- STATED TASK A -
Rewrite the entries from the line holding "1211, 163, 1242]" through the line holding "1193, 346, 1261]", inclusive, as a Markdown table with the columns Row and Entry Line. Omit blank lines.

- PASSAGE TO READ -
***
Mr. Feinberg came up with his own blueprint for compensation boundaries — and noted that its strictures could be applied not only to corporate wards of the state under the Troubled Asset Relief Program but also in myriad other boardrooms.

So if you were the typical American C.E.O., you may have found some of the pay czar’s prescriptions startling. For instance, he thinks you should pay golf club dues out of your own pocket. He also would like you to take less of your pay in cash and more of it in stock. In fact, the White House set a limit on how much cash top executives of the biggest TARP companies could get as part of their annual compensation: $500,000 a year. That sum that may seem princely to the average American worker but, alas, doesn’t buy much for a crowd used to Fifth Avenue triplexes, third and fourth homes, top-drawer health care and lavish private schools for their children.
***
- SUPPLIED DATA -

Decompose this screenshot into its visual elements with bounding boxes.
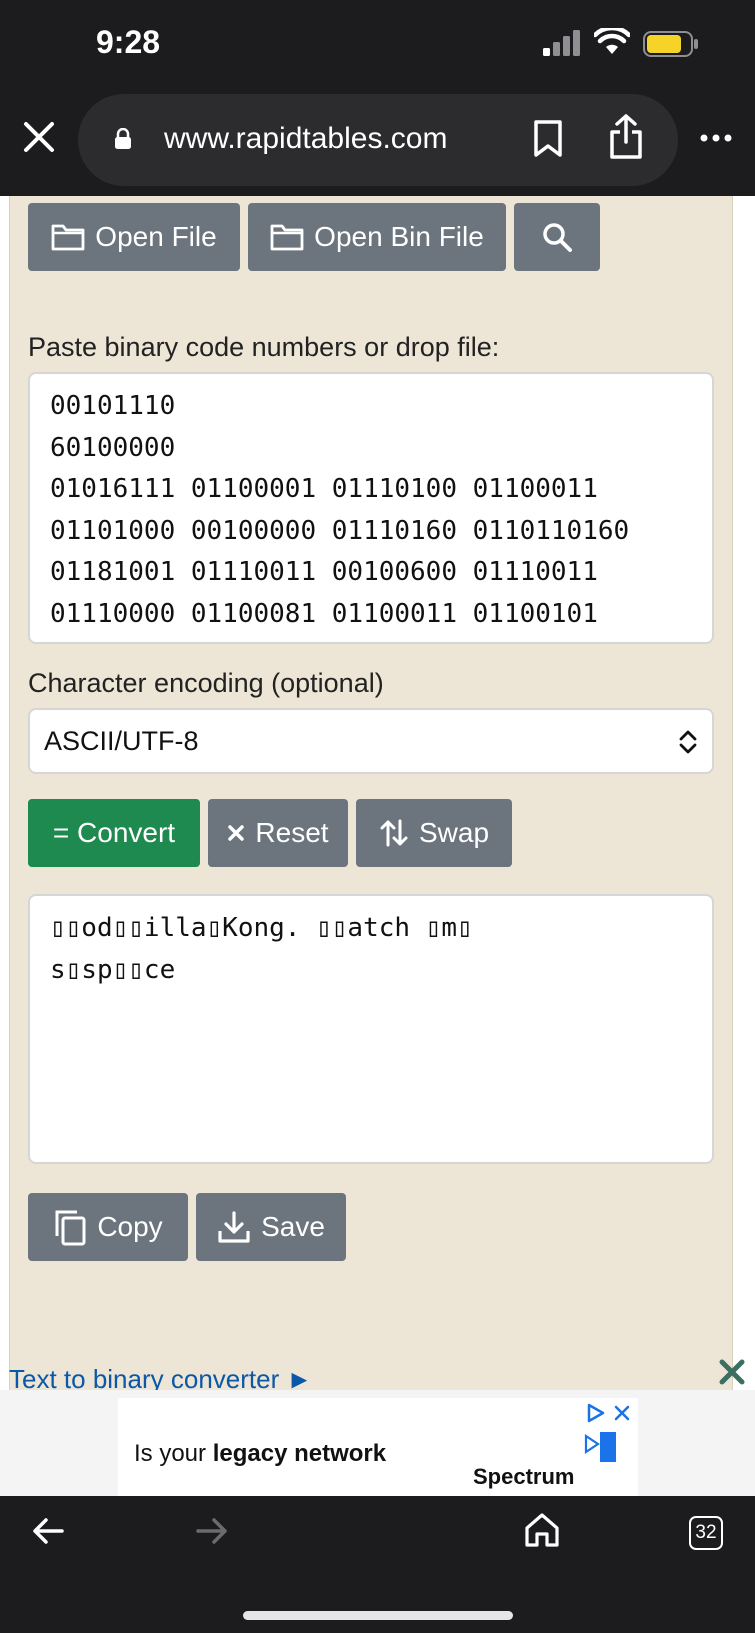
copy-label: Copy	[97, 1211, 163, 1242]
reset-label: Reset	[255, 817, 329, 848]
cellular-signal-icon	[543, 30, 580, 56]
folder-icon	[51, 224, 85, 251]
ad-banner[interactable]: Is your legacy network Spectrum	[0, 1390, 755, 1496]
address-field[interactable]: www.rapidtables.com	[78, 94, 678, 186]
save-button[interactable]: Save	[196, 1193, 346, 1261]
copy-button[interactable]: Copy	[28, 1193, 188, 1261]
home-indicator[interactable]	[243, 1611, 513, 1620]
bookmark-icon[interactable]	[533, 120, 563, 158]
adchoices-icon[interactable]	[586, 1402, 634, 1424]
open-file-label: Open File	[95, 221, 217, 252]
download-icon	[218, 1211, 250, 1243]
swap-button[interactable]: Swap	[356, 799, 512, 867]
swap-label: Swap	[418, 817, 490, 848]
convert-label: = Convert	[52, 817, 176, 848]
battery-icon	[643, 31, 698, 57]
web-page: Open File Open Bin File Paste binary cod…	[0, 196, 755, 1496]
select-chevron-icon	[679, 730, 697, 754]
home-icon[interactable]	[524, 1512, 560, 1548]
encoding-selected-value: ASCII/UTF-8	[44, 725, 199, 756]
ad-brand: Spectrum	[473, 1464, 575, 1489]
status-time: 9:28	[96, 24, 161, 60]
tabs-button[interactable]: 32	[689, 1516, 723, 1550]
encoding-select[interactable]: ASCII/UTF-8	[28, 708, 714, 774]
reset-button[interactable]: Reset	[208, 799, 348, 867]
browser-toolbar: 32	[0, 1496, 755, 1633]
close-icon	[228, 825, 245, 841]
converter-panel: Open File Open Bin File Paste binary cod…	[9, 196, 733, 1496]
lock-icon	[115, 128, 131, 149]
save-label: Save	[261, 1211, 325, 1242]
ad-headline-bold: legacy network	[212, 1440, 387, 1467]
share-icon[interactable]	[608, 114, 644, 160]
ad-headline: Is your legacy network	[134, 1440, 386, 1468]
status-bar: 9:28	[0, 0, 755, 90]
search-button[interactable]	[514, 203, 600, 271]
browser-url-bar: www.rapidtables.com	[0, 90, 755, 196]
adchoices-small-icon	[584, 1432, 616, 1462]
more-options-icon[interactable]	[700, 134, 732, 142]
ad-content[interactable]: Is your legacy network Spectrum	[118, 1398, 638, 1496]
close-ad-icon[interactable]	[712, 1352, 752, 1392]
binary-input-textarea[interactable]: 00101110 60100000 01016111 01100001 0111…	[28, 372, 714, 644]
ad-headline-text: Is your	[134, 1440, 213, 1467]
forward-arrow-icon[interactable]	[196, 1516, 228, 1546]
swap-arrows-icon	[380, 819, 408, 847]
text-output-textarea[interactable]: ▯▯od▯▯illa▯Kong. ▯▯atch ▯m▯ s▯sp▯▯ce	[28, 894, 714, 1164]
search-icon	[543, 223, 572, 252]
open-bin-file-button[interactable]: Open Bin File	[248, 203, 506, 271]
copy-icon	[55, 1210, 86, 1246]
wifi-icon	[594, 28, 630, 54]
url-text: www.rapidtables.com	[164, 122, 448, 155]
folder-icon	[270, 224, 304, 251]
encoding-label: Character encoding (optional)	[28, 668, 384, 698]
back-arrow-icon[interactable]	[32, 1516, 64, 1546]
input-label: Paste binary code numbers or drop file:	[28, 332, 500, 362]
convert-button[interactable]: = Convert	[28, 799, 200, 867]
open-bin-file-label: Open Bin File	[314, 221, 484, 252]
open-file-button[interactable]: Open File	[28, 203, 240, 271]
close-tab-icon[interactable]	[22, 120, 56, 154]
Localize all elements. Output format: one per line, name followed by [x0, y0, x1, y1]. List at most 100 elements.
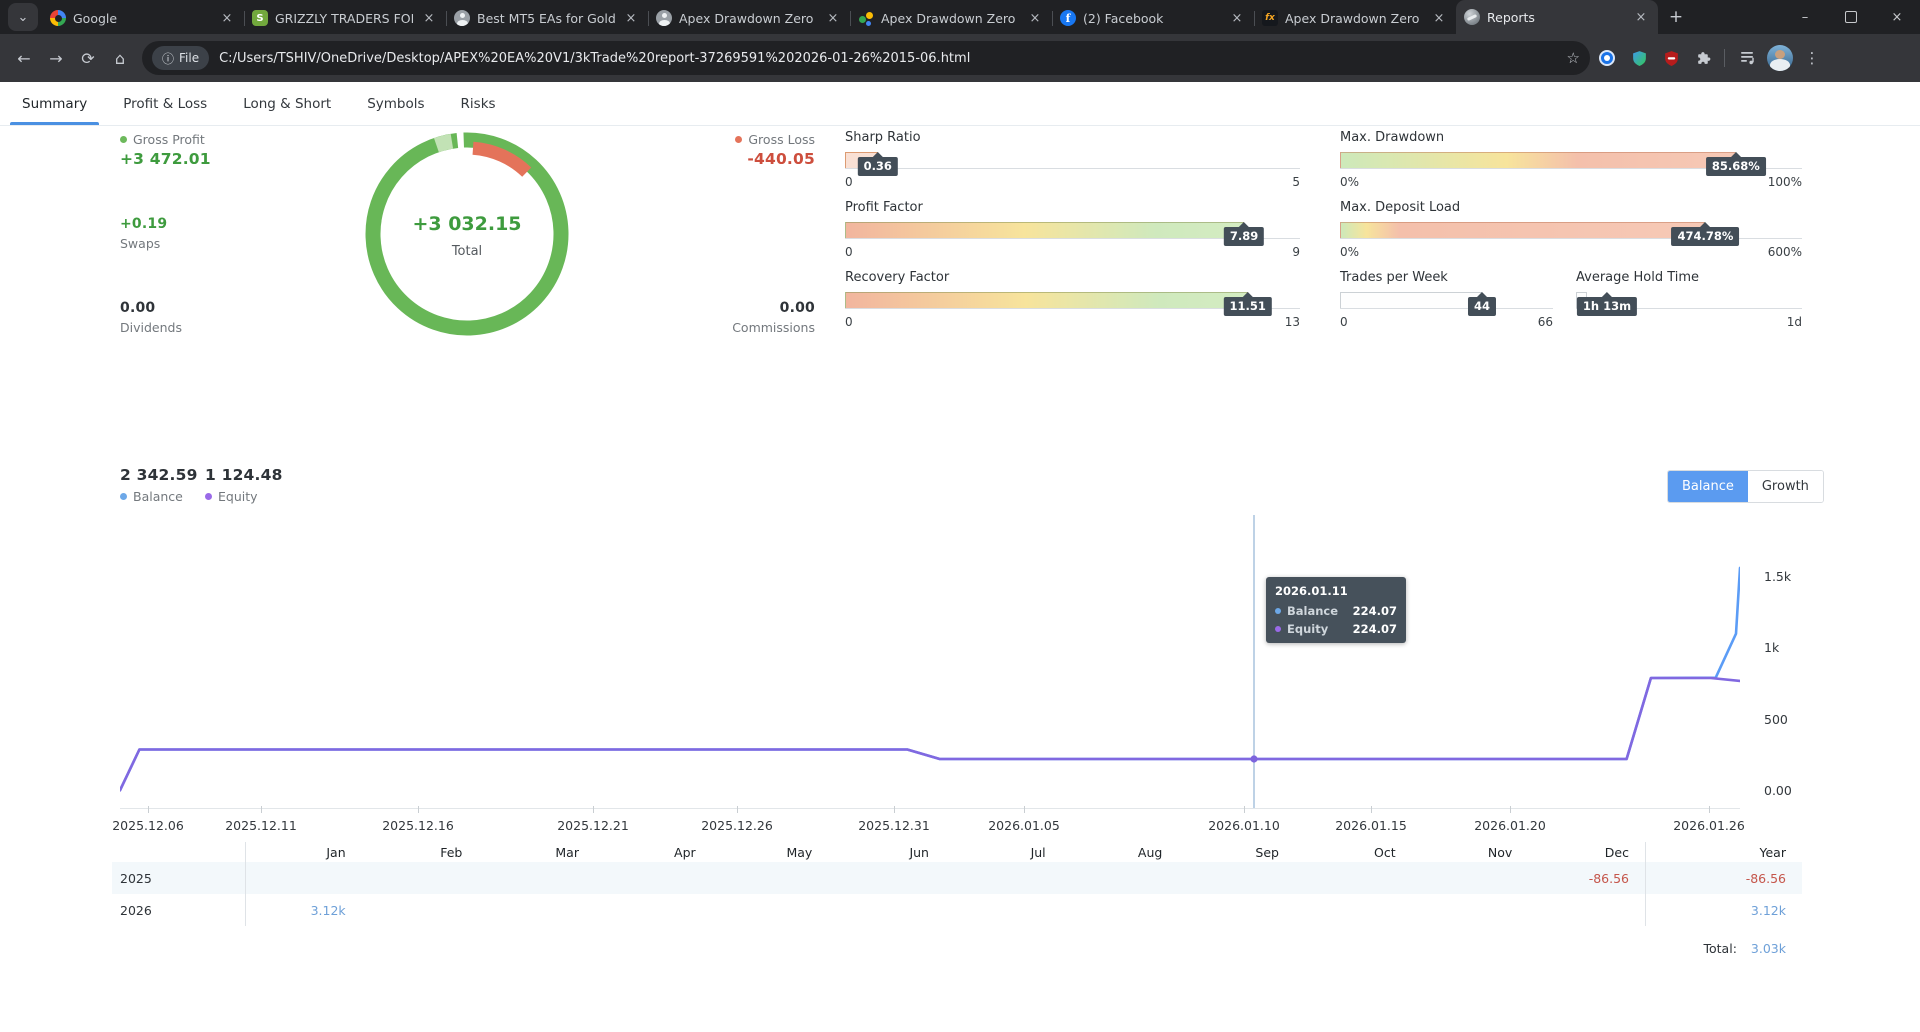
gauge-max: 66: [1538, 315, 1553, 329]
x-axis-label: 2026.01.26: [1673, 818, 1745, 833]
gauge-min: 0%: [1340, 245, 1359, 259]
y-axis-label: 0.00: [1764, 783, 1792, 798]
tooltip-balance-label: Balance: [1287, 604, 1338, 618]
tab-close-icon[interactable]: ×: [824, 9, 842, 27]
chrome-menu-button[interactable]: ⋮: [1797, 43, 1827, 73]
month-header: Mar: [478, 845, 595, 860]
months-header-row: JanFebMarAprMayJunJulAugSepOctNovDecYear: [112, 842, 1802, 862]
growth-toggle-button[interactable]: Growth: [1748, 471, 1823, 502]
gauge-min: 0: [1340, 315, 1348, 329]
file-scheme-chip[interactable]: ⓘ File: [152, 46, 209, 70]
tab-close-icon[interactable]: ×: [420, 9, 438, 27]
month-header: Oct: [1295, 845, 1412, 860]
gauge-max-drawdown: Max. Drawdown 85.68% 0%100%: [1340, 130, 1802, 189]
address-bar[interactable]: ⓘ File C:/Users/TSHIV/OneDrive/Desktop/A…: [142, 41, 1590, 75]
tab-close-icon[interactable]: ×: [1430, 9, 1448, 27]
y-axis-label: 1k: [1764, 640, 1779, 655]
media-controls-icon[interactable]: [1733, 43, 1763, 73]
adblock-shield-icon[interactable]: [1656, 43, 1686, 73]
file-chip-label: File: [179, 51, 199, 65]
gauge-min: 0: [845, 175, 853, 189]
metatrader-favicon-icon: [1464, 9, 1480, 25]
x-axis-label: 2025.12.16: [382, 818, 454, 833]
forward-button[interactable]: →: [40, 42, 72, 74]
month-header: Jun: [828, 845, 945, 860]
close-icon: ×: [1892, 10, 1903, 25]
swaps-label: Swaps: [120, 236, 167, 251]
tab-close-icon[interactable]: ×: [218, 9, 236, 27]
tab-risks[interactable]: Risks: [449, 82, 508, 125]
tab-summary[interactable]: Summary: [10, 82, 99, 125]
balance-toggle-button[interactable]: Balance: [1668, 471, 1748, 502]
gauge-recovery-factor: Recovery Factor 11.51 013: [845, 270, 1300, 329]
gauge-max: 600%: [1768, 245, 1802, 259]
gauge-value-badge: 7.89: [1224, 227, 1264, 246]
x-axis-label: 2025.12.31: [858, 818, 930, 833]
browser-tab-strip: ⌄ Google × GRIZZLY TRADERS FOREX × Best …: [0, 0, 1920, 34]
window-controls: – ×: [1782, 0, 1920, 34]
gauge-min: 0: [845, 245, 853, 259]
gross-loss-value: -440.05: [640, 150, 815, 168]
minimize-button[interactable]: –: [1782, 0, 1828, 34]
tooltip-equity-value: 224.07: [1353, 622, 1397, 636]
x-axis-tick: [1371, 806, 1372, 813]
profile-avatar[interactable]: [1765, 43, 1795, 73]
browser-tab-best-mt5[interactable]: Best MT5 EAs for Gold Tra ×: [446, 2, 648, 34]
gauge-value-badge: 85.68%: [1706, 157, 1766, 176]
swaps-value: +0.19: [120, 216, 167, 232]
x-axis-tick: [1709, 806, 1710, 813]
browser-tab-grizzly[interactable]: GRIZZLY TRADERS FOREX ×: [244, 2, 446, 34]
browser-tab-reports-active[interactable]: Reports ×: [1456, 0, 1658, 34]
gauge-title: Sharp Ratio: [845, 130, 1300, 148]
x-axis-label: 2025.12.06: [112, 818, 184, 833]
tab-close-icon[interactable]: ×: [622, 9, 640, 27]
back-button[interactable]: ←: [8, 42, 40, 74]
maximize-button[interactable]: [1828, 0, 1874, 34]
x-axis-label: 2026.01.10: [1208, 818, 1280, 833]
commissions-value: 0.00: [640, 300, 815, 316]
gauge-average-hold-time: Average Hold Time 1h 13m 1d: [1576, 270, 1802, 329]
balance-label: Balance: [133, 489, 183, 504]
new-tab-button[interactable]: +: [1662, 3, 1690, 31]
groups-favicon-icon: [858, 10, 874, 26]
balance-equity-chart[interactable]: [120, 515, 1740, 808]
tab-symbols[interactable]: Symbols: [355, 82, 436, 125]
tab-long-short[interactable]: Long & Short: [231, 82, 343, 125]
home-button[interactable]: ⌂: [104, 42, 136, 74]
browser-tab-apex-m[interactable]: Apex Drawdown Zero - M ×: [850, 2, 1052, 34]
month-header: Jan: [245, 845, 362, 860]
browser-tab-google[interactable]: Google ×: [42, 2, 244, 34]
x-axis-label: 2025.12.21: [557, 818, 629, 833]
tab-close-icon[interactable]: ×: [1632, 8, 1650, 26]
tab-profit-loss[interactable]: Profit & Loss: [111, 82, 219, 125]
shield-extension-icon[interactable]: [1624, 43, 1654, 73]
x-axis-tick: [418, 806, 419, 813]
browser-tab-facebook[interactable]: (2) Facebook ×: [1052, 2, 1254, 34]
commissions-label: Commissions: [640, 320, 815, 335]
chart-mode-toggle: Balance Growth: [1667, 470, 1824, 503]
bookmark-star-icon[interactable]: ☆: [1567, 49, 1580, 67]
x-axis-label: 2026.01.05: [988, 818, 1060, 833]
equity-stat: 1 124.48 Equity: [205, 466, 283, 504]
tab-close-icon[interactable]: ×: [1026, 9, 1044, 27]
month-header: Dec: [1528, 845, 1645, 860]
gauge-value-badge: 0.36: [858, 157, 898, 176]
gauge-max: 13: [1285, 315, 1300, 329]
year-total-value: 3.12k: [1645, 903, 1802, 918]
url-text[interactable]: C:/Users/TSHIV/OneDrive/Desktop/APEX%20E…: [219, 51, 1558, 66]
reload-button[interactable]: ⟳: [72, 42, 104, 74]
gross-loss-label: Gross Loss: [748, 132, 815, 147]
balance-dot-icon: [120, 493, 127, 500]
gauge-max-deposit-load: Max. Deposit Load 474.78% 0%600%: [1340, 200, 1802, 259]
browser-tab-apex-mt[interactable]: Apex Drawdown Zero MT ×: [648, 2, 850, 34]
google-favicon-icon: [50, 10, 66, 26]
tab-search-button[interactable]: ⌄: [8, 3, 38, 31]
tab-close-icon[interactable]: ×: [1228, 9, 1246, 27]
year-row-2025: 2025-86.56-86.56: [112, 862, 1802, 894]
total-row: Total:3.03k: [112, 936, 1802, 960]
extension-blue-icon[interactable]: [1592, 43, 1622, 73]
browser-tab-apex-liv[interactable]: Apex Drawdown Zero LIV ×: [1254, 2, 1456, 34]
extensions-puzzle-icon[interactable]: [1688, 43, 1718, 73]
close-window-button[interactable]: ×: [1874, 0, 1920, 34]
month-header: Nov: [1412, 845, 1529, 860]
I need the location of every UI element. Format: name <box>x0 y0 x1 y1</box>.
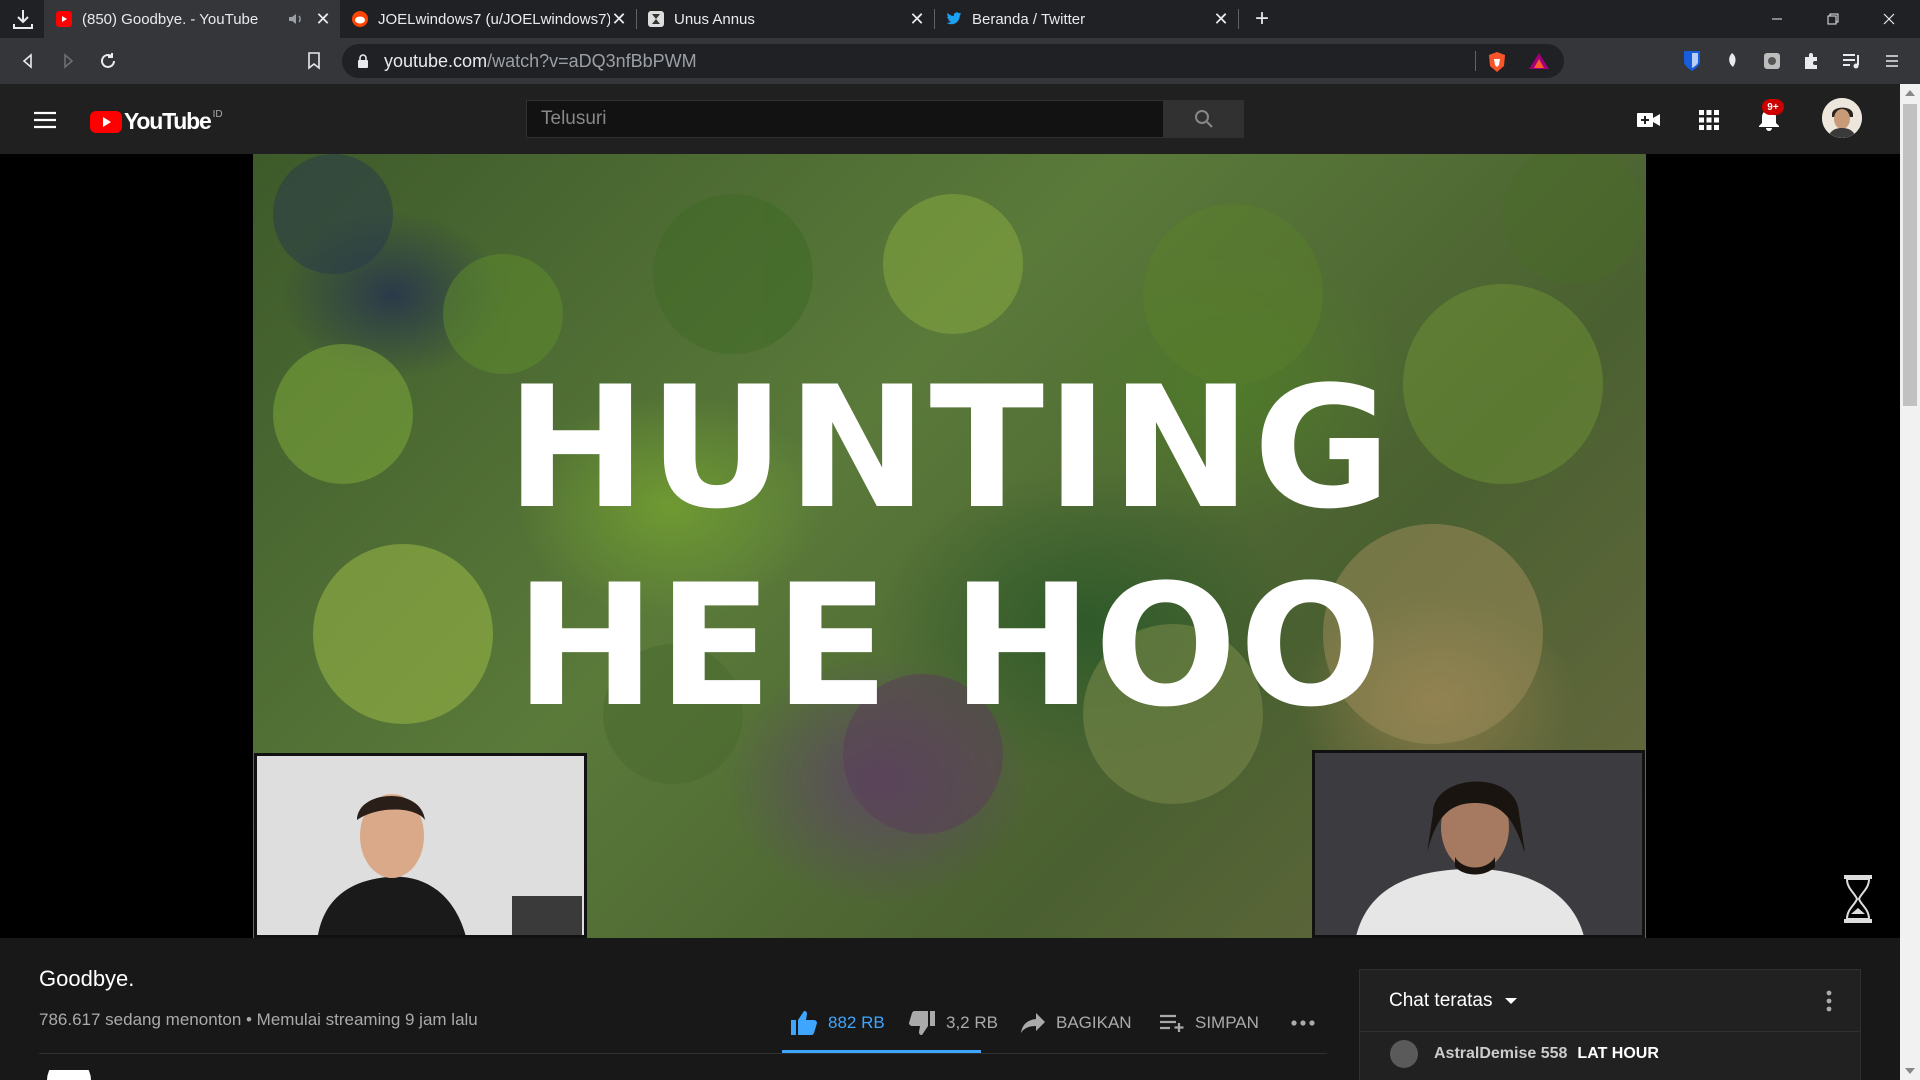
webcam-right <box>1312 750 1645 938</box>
***
- STATED TASK B -
Using the passage on executive pay above, decide whether each statement agrees with it. Answer yes or no for each, and quote the deciding words from the passage.
(i) The White House limited the annual cash compensation of top executives at the biggest TARP companies to $500,000 a year.
(ii) The pay czar wants executives to take more of their pay in cash and less of it in stock.
(iii) The pay czar thinks the company should cover executives' golf club dues.

- EXPECTED ANSWER A -
| Row | Entry Line |
|---|---|
| 1 | copy-label: Copy	[97, 1211, 163, 1242] |
| 2 | reset-label: Reset	[255, 817, 329, 848] |
| 3 | cellular-signal-icon	[543, 30, 580, 56] |
| 4 | folder-icon	[51, 224, 85, 251] |
| 5 | ad-banner[interactable]: Is your legacy network Spectrum	[0, 1390, 755, 1496] |
| 6 | address-field[interactable]: www.rapidtables.com	[78, 94, 678, 186] |
| 7 | save-button[interactable]: Save	[196, 1193, 346, 1261] |

- EXPECTED ANSWER B -
(i) Yes: "the White House set a limit on how much cash top executives of the biggest TARP companies could get as part of their annual compensation: $500,000 a year."
(ii) No: "He also would like you to take less of your pay in cash and more of it in stock."
(iii) No: "he thinks you should pay golf club dues out of your own pocket."